TASK OBJECTIVE - Tally up the lines below that include the word "rates". Answer with the number alone.

DATA ROWS -

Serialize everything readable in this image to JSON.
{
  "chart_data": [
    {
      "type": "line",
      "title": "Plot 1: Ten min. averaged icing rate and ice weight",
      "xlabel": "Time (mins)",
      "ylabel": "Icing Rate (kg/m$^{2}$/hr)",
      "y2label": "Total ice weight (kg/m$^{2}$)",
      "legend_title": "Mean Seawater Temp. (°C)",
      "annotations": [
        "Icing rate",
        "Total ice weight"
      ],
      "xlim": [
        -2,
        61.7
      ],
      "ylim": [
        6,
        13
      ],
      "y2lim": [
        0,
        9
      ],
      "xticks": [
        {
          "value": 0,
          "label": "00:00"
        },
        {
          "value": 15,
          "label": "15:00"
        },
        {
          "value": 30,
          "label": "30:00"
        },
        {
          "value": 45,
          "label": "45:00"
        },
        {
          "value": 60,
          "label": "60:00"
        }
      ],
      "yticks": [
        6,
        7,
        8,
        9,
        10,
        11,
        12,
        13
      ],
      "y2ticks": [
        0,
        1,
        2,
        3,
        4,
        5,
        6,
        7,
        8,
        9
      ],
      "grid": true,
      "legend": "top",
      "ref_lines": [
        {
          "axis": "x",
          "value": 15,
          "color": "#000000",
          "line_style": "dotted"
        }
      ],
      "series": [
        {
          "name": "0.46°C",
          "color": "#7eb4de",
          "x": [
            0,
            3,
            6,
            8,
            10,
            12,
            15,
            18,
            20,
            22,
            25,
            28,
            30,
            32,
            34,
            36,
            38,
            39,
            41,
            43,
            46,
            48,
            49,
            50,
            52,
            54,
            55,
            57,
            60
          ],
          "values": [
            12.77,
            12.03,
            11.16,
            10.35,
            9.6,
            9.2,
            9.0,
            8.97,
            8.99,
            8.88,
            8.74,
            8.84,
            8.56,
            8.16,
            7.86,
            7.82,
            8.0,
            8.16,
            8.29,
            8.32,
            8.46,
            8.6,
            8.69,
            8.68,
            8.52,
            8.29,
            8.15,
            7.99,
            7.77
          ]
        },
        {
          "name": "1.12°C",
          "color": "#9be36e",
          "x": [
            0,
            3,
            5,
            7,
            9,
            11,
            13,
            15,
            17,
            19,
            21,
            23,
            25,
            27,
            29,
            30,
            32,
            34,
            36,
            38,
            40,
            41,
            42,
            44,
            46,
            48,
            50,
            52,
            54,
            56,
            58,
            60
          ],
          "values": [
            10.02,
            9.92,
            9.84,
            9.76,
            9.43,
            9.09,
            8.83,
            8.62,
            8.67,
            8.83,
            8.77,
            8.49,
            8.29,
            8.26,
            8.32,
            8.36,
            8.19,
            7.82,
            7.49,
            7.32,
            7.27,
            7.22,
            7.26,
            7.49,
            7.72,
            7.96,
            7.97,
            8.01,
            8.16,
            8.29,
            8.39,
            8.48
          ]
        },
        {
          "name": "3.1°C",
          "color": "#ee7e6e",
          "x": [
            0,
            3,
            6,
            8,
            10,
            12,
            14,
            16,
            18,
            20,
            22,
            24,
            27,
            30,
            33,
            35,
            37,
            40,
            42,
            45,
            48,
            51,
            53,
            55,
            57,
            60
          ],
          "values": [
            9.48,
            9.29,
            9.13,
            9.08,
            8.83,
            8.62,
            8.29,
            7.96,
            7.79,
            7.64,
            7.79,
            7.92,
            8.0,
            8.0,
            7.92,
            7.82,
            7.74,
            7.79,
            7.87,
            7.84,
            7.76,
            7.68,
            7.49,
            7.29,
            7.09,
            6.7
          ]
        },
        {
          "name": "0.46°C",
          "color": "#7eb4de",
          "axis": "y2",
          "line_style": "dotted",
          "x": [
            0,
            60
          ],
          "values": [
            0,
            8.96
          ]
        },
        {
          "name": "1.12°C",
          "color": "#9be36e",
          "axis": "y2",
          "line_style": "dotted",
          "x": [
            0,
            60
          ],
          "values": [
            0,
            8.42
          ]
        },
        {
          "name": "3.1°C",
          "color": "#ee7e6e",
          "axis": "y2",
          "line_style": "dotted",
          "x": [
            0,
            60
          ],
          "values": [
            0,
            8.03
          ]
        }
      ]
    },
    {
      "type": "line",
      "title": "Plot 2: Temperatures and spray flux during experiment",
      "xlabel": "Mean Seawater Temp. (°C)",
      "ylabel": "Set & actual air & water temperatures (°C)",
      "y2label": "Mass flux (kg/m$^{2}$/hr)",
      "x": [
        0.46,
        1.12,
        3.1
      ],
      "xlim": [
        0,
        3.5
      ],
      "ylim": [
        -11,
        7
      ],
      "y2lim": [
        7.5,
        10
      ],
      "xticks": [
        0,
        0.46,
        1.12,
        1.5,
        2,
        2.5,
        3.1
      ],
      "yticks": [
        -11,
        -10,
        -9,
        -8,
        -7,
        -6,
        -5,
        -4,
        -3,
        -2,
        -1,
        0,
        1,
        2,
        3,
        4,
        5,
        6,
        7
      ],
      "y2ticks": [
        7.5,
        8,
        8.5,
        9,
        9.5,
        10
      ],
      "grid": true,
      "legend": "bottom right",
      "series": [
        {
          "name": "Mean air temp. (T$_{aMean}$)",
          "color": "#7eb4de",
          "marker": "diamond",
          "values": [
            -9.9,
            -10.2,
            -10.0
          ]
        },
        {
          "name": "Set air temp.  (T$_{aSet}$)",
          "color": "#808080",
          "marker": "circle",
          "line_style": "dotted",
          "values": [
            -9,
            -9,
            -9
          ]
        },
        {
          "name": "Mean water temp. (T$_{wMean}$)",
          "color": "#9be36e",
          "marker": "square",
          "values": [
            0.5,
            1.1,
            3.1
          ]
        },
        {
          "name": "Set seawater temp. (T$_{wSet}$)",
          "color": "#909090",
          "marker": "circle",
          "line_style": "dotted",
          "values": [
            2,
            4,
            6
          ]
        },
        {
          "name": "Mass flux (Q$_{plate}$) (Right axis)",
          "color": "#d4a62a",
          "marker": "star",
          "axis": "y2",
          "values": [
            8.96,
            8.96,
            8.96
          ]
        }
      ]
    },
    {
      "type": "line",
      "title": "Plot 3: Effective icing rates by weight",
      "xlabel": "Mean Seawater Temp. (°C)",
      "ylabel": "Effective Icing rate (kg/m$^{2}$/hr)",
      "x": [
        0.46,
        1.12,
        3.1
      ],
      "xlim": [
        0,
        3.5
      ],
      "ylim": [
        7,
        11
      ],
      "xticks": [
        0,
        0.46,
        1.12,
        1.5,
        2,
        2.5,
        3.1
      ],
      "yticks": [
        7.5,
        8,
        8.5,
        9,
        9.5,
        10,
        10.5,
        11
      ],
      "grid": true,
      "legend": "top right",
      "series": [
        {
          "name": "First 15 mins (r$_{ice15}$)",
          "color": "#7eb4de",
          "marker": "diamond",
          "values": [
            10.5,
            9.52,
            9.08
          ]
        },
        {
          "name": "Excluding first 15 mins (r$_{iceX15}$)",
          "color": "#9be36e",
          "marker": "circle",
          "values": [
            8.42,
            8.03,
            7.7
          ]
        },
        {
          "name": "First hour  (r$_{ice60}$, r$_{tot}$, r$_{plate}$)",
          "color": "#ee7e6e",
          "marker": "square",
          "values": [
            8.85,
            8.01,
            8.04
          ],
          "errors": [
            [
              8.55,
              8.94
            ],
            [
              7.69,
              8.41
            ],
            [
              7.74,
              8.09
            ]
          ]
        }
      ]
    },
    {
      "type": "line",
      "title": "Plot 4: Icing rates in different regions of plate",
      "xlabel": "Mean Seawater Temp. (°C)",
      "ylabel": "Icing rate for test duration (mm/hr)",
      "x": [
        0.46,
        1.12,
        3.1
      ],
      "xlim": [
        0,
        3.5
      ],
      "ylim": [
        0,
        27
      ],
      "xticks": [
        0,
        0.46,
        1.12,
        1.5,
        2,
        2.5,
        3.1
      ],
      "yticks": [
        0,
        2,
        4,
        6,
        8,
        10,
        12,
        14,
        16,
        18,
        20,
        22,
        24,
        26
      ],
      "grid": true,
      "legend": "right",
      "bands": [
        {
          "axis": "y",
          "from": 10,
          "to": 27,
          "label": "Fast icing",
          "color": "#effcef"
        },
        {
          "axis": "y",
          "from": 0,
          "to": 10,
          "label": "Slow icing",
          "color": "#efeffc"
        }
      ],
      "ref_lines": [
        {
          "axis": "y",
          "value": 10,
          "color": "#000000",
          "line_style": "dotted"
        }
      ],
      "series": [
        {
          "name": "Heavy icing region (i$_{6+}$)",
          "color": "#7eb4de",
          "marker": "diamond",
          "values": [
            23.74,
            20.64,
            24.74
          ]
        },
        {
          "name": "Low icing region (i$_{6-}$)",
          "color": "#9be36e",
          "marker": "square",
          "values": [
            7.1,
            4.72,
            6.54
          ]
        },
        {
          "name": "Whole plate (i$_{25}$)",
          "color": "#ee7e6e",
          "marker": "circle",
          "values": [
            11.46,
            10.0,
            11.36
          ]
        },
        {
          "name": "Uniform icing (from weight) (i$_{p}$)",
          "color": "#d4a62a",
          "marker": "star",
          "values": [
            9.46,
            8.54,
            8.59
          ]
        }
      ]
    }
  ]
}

EXERCISE RESPONSE - 2